• Written exercise: Omit the pictures, then reproduce every remaining record exactly.

• Data records:
▼▼▼
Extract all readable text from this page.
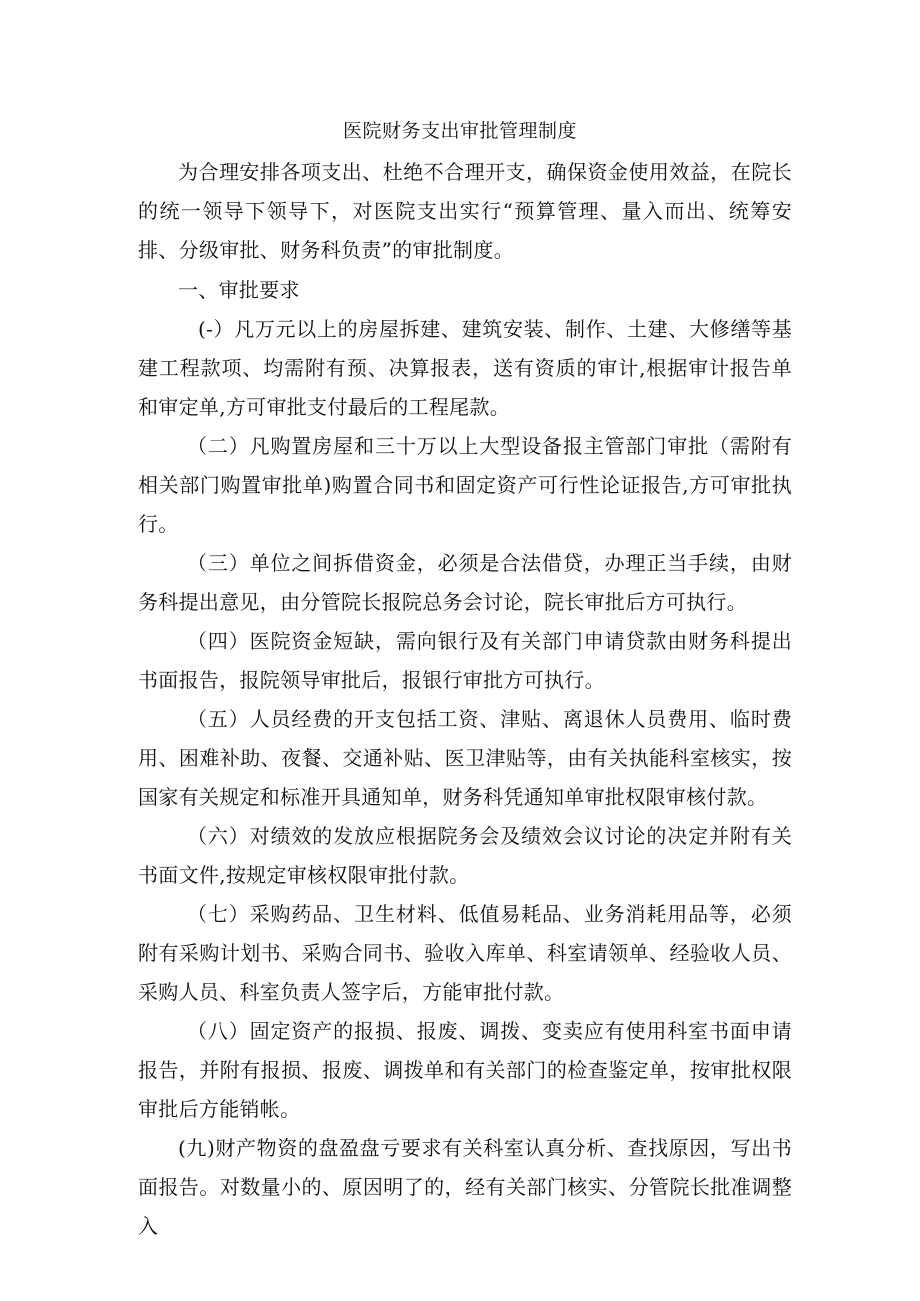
医院财务支出审批管理制度

为合理安排各项支出、杜绝不合理开支，确保资金使用效益，在院长的统一领导下领导下，对医院支出实行“预算管理、量入而出、统筹安排、分级审批、财务科负责”的审批制度。

一、审批要求

(-）凡万元以上的房屋拆建、建筑安装、制作、土建、大修缮等基建工程款项、均需附有预、决算报表，送有资质的审计,根据审计报告单和审定单,方可审批支付最后的工程尾款。

（二）凡购置房屋和三十万以上大型设备报主管部门审批（需附有相关部门购置审批单)购置合同书和固定资产可行性论证报告,方可审批执行。

（三）单位之间拆借资金，必须是合法借贷，办理正当手续，由财务科提出意见，由分管院长报院总务会讨论，院长审批后方可执行。

（四）医院资金短缺，需向银行及有关部门申请贷款由财务科提出书面报告，报院领导审批后，报银行审批方可执行。

（五）人员经费的开支包括工资、津贴、离退休人员费用、临时费用、困难补助、夜餐、交通补贴、医卫津贴等，由有关执能科室核实，按国家有关规定和标准开具通知单，财务科凭通知单审批权限审核付款。

（六）对绩效的发放应根据院务会及绩效会议讨论的决定并附有关书面文件,按规定审核权限审批付款。

（七）采购药品、卫生材料、低值易耗品、业务消耗用品等，必须附有采购计划书、采购合同书、验收入库单、科室请领单、经验收人员、采购人员、科室负责人签字后，方能审批付款。

（八）固定资产的报损、报废、调拨、变卖应有使用科室书面申请报告，并附有报损、报废、调拨单和有关部门的检查鉴定单，按审批权限审批后方能销帐。

(九)财产物资的盘盈盘亏要求有关科室认真分析、查找原因，写出书面报告。对数量小的、原因明了的，经有关部门核实、分管院长批准调整入
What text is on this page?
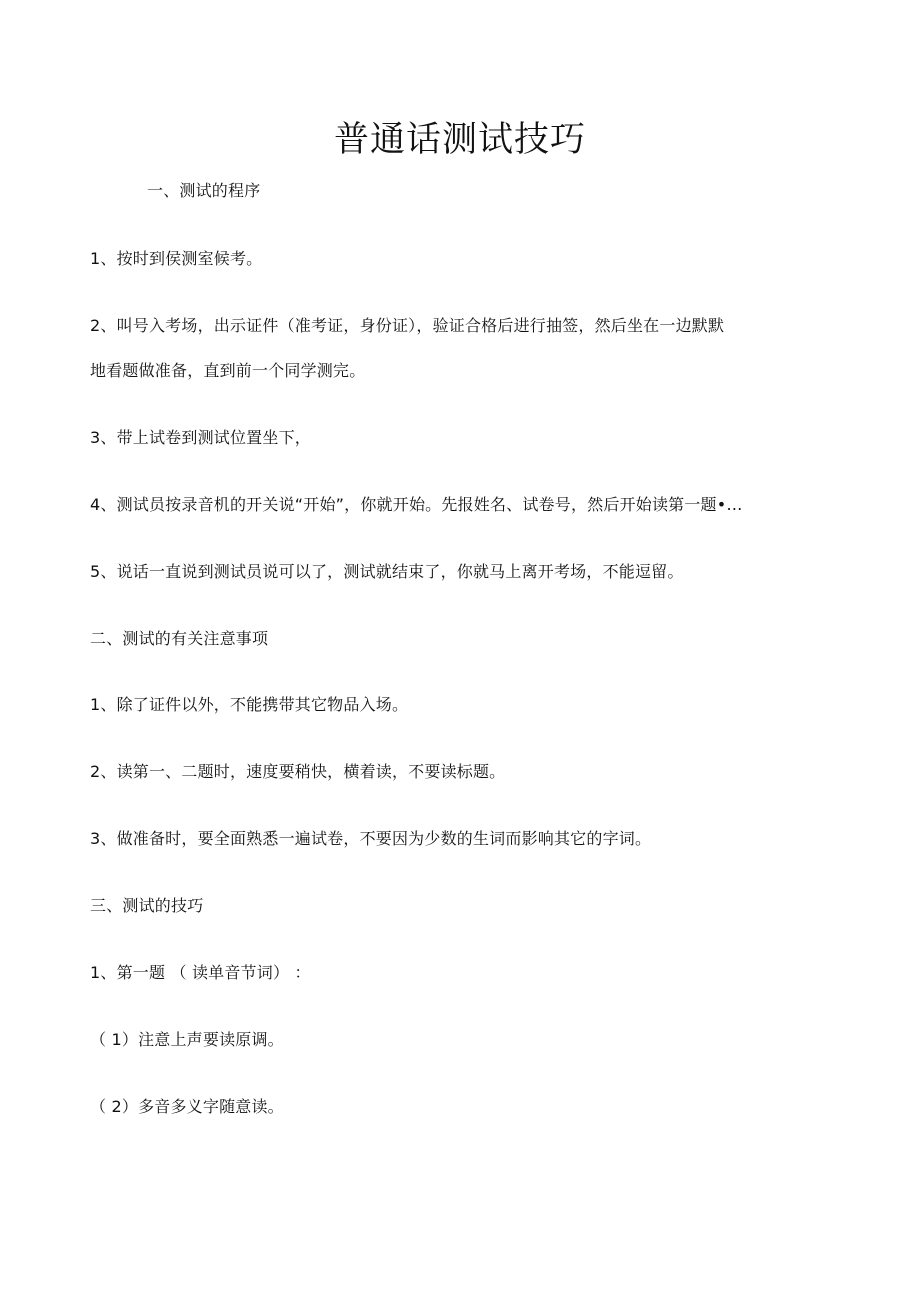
普通话测试技巧
一、测试的程序
1、按时到侯测室候考。
2、叫号入考场，出示证件（准考证，身份证），验证合格后进行抽签，然后坐在一边默默
地看题做准备，直到前一个同学测完。
3、带上试卷到测试位置坐下，
4、测试员按录音机的开关说“开始”，你就开始。先报姓名、试卷号，然后开始读第一题•…
5、说话一直说到测试员说可以了，测试就结束了，你就马上离开考场，不能逗留。
二、测试的有关注意事项
1、除了证件以外，不能携带其它物品入场。
2、读第一、二题时，速度要稍快，横着读，不要读标题。
3、做准备时，要全面熟悉一遍试卷，不要因为少数的生词而影响其它的字词。
三、测试的技巧
1、第一题 （ 读单音节词） ：
（ 1）注意上声要读原调。
（ 2）多音多义字随意读。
▲▲▲
• Reply to the task:
Extract all readable text from this page.
医院财务支出审批管理制度

为合理安排各项支出、杜绝不合理开支，确保资金使用效益，在院长的统一领导下领导下，对医院支出实行“预算管理、量入而出、统筹安排、分级审批、财务科负责”的审批制度。

一、审批要求

(-）凡万元以上的房屋拆建、建筑安装、制作、土建、大修缮等基建工程款项、均需附有预、决算报表，送有资质的审计,根据审计报告单和审定单,方可审批支付最后的工程尾款。

（二）凡购置房屋和三十万以上大型设备报主管部门审批（需附有相关部门购置审批单)购置合同书和固定资产可行性论证报告,方可审批执行。

（三）单位之间拆借资金，必须是合法借贷，办理正当手续，由财务科提出意见，由分管院长报院总务会讨论，院长审批后方可执行。

（四）医院资金短缺，需向银行及有关部门申请贷款由财务科提出书面报告，报院领导审批后，报银行审批方可执行。

（五）人员经费的开支包括工资、津贴、离退休人员费用、临时费用、困难补助、夜餐、交通补贴、医卫津贴等，由有关执能科室核实，按国家有关规定和标准开具通知单，财务科凭通知单审批权限审核付款。

（六）对绩效的发放应根据院务会及绩效会议讨论的决定并附有关书面文件,按规定审核权限审批付款。

（七）采购药品、卫生材料、低值易耗品、业务消耗用品等，必须附有采购计划书、采购合同书、验收入库单、科室请领单、经验收人员、采购人员、科室负责人签字后，方能审批付款。

（八）固定资产的报损、报废、调拨、变卖应有使用科室书面申请报告，并附有报损、报废、调拨单和有关部门的检查鉴定单，按审批权限审批后方能销帐。

(九)财产物资的盘盈盘亏要求有关科室认真分析、查找原因，写出书面报告。对数量小的、原因明了的，经有关部门核实、分管院长批准调整入
What text is on this page?
普通话测试技巧
一、测试的程序
1、按时到侯测室候考。
2、叫号入考场，出示证件（准考证，身份证），验证合格后进行抽签，然后坐在一边默默
地看题做准备，直到前一个同学测完。
3、带上试卷到测试位置坐下，
4、测试员按录音机的开关说“开始”，你就开始。先报姓名、试卷号，然后开始读第一题•…
5、说话一直说到测试员说可以了，测试就结束了，你就马上离开考场，不能逗留。
二、测试的有关注意事项
1、除了证件以外，不能携带其它物品入场。
2、读第一、二题时，速度要稍快，横着读，不要读标题。
3、做准备时，要全面熟悉一遍试卷，不要因为少数的生词而影响其它的字词。
三、测试的技巧
1、第一题 （ 读单音节词） ：
（ 1）注意上声要读原调。
（ 2）多音多义字随意读。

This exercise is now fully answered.